Make an exact copy of all the entries below, with the pictures left out.

[Dataset records]
Begin
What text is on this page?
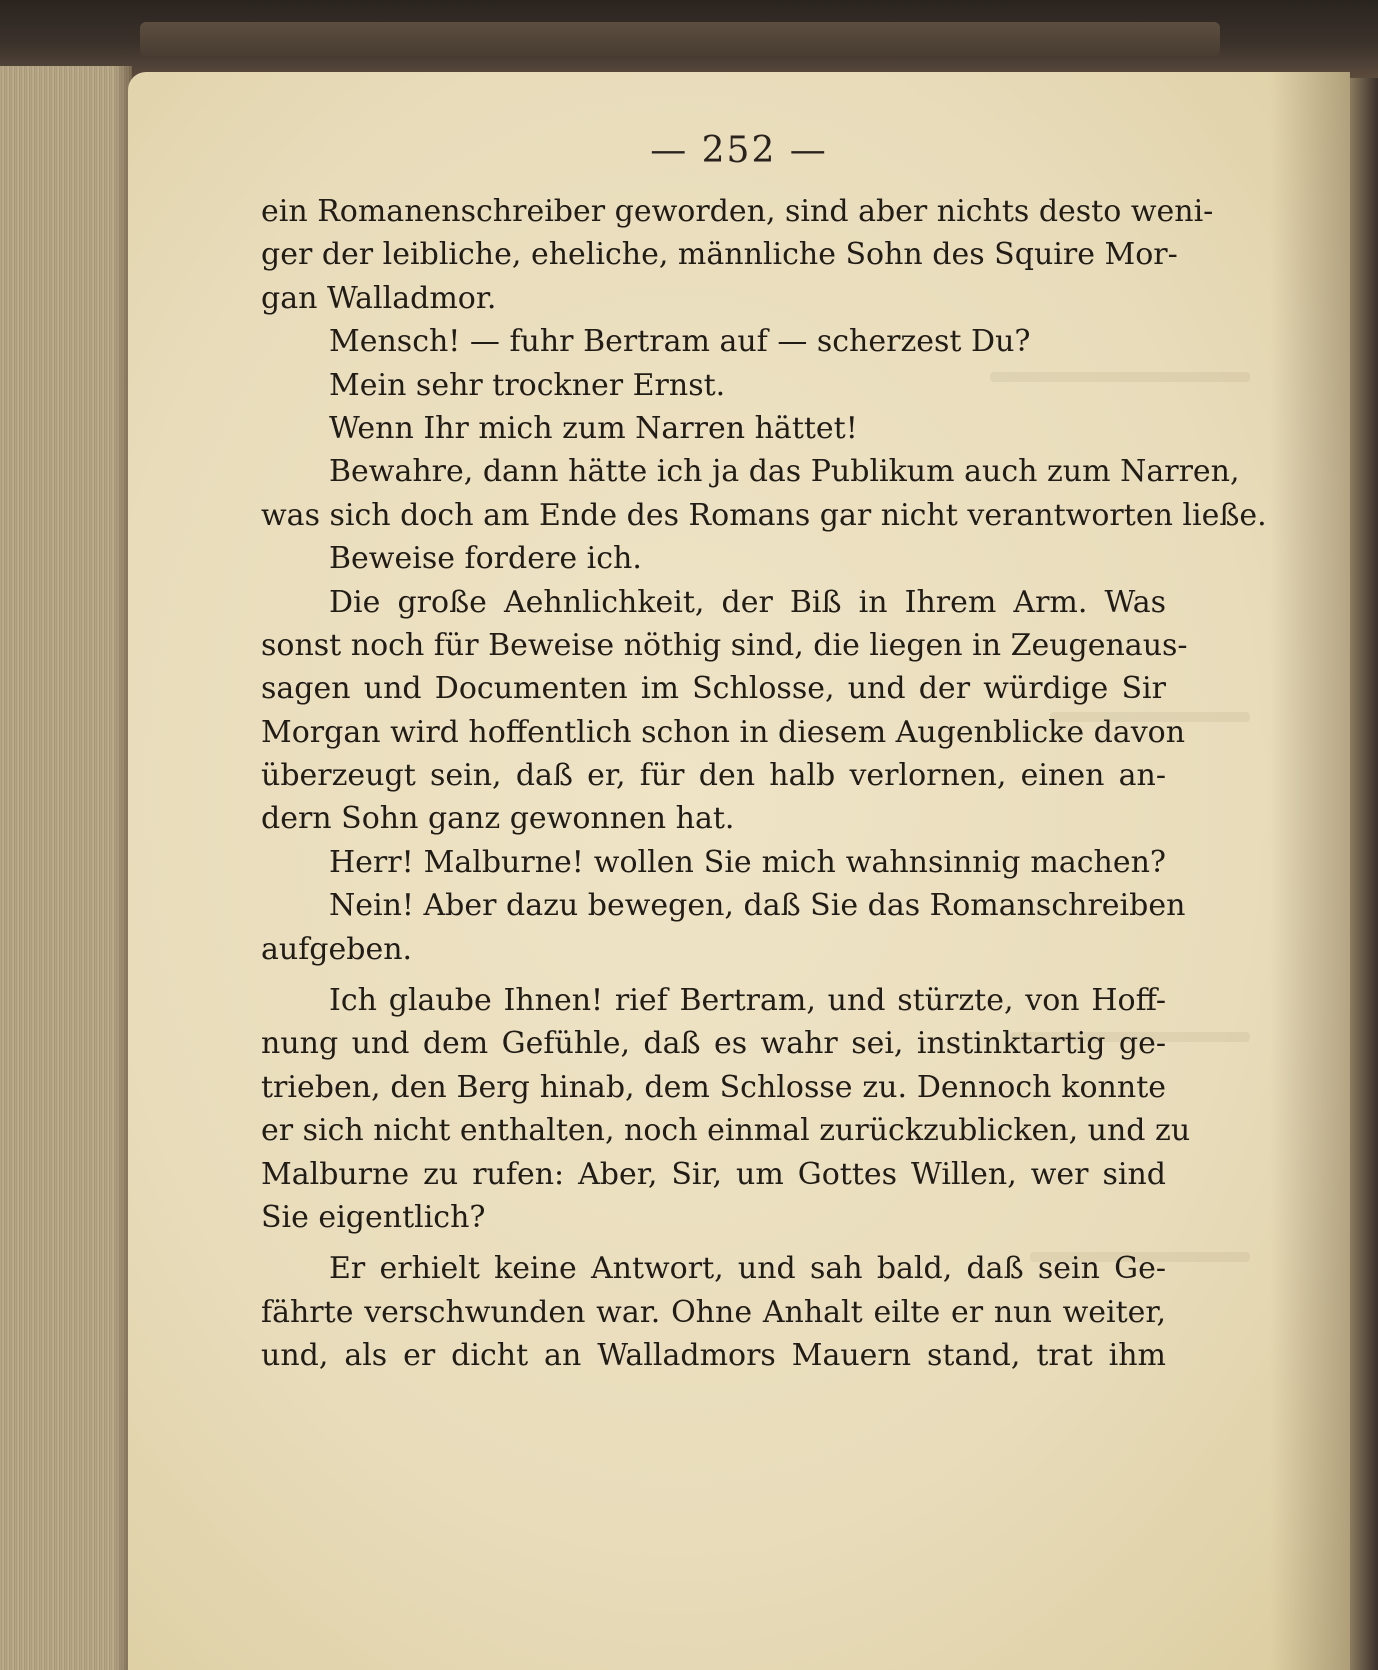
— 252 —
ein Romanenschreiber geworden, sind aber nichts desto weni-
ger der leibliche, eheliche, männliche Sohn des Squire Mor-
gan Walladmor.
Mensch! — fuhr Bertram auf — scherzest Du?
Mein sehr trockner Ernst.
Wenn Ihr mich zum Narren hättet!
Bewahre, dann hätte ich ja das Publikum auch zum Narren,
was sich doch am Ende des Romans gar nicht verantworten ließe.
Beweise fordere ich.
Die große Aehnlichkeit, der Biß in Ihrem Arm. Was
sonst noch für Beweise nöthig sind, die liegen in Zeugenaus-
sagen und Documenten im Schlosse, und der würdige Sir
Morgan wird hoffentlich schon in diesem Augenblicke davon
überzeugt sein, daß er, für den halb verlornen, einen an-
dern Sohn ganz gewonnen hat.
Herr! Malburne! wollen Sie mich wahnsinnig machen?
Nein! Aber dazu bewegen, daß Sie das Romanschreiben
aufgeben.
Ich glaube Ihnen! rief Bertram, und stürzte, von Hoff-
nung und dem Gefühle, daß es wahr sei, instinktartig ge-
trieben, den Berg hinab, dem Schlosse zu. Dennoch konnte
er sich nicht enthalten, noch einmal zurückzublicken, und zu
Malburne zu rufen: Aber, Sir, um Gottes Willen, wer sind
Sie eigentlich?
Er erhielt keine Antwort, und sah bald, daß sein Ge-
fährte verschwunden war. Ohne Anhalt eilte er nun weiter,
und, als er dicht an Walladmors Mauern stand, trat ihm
End
Exercise response »
What text is on this page?
— 252 —
ein Romanenschreiber geworden, sind aber nichts desto weni-
ger der leibliche, eheliche, männliche Sohn des Squire Mor-
gan Walladmor.
Mensch! — fuhr Bertram auf — scherzest Du?
Mein sehr trockner Ernst.
Wenn Ihr mich zum Narren hättet!
Bewahre, dann hätte ich ja das Publikum auch zum Narren,
was sich doch am Ende des Romans gar nicht verantworten ließe.
Beweise fordere ich.
Die große Aehnlichkeit, der Biß in Ihrem Arm. Was
sonst noch für Beweise nöthig sind, die liegen in Zeugenaus-
sagen und Documenten im Schlosse, und der würdige Sir
Morgan wird hoffentlich schon in diesem Augenblicke davon
überzeugt sein, daß er, für den halb verlornen, einen an-
dern Sohn ganz gewonnen hat.
Herr! Malburne! wollen Sie mich wahnsinnig machen?
Nein! Aber dazu bewegen, daß Sie das Romanschreiben
aufgeben.
Ich glaube Ihnen! rief Bertram, und stürzte, von Hoff-
nung und dem Gefühle, daß es wahr sei, instinktartig ge-
trieben, den Berg hinab, dem Schlosse zu. Dennoch konnte
er sich nicht enthalten, noch einmal zurückzublicken, und zu
Malburne zu rufen: Aber, Sir, um Gottes Willen, wer sind
Sie eigentlich?
Er erhielt keine Antwort, und sah bald, daß sein Ge-
fährte verschwunden war. Ohne Anhalt eilte er nun weiter,
und, als er dicht an Walladmors Mauern stand, trat ihm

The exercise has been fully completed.